Part of a data file
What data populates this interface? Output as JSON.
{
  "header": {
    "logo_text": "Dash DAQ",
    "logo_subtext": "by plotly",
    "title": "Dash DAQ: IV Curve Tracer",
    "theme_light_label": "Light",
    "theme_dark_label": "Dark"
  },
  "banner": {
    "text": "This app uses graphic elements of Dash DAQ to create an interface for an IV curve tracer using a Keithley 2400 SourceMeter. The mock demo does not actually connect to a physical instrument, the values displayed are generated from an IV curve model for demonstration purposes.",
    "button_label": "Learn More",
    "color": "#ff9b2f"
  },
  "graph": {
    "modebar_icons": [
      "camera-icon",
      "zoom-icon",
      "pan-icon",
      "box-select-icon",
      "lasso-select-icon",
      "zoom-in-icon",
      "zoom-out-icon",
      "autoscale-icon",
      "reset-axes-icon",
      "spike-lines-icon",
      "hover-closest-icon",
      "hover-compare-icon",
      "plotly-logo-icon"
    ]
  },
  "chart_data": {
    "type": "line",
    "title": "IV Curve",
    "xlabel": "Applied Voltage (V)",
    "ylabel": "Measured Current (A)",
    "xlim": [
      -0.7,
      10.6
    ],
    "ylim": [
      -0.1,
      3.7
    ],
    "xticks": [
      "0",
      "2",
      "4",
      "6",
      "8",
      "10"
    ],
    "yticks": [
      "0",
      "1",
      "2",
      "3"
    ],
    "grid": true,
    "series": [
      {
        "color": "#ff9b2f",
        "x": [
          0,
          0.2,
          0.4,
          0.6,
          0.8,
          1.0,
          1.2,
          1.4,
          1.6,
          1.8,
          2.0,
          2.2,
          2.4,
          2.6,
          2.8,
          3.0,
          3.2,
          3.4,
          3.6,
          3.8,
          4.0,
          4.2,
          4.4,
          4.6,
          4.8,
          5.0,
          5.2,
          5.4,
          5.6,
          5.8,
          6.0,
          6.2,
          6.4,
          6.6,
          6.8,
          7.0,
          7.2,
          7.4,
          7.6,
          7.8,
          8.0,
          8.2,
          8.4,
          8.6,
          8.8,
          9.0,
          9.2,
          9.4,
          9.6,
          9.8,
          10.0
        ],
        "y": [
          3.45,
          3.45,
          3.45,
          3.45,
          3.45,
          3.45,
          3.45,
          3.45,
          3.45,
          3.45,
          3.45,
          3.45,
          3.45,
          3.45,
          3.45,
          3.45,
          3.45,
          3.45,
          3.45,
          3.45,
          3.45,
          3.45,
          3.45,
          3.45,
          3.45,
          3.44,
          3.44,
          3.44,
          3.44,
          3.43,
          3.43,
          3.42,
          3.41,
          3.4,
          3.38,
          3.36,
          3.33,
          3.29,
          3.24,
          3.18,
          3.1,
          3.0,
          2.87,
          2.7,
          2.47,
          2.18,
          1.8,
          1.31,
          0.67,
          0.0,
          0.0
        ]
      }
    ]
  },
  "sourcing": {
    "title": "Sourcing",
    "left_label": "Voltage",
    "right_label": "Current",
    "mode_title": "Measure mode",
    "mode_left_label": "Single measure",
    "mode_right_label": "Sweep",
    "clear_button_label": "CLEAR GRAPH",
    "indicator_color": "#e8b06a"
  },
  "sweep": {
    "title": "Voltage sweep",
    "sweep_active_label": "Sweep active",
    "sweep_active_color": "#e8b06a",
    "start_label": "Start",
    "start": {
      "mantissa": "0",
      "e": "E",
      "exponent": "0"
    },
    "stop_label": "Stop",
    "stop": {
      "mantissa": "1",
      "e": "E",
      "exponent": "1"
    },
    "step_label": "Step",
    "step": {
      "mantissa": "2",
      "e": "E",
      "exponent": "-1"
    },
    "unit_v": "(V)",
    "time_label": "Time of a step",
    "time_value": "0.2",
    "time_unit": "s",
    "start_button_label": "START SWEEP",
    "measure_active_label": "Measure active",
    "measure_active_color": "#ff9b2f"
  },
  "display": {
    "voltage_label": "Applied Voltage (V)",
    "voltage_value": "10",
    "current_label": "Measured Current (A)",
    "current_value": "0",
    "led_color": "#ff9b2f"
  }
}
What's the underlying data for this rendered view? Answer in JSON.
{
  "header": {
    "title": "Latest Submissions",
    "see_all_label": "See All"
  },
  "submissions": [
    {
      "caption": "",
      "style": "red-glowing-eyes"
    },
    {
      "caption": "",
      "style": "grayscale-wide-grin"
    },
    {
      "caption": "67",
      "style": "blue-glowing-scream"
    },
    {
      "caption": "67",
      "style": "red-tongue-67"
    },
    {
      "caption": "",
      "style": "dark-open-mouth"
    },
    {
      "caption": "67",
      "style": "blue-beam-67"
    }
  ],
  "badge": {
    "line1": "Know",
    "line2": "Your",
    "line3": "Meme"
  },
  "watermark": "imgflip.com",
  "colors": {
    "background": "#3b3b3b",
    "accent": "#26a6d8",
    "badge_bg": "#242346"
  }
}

** Short problem **
Go through the material and select each line with the string "glowing" in it.

** Output below **
      "style": "red-glowing-eyes"
      "style": "blue-glowing-scream"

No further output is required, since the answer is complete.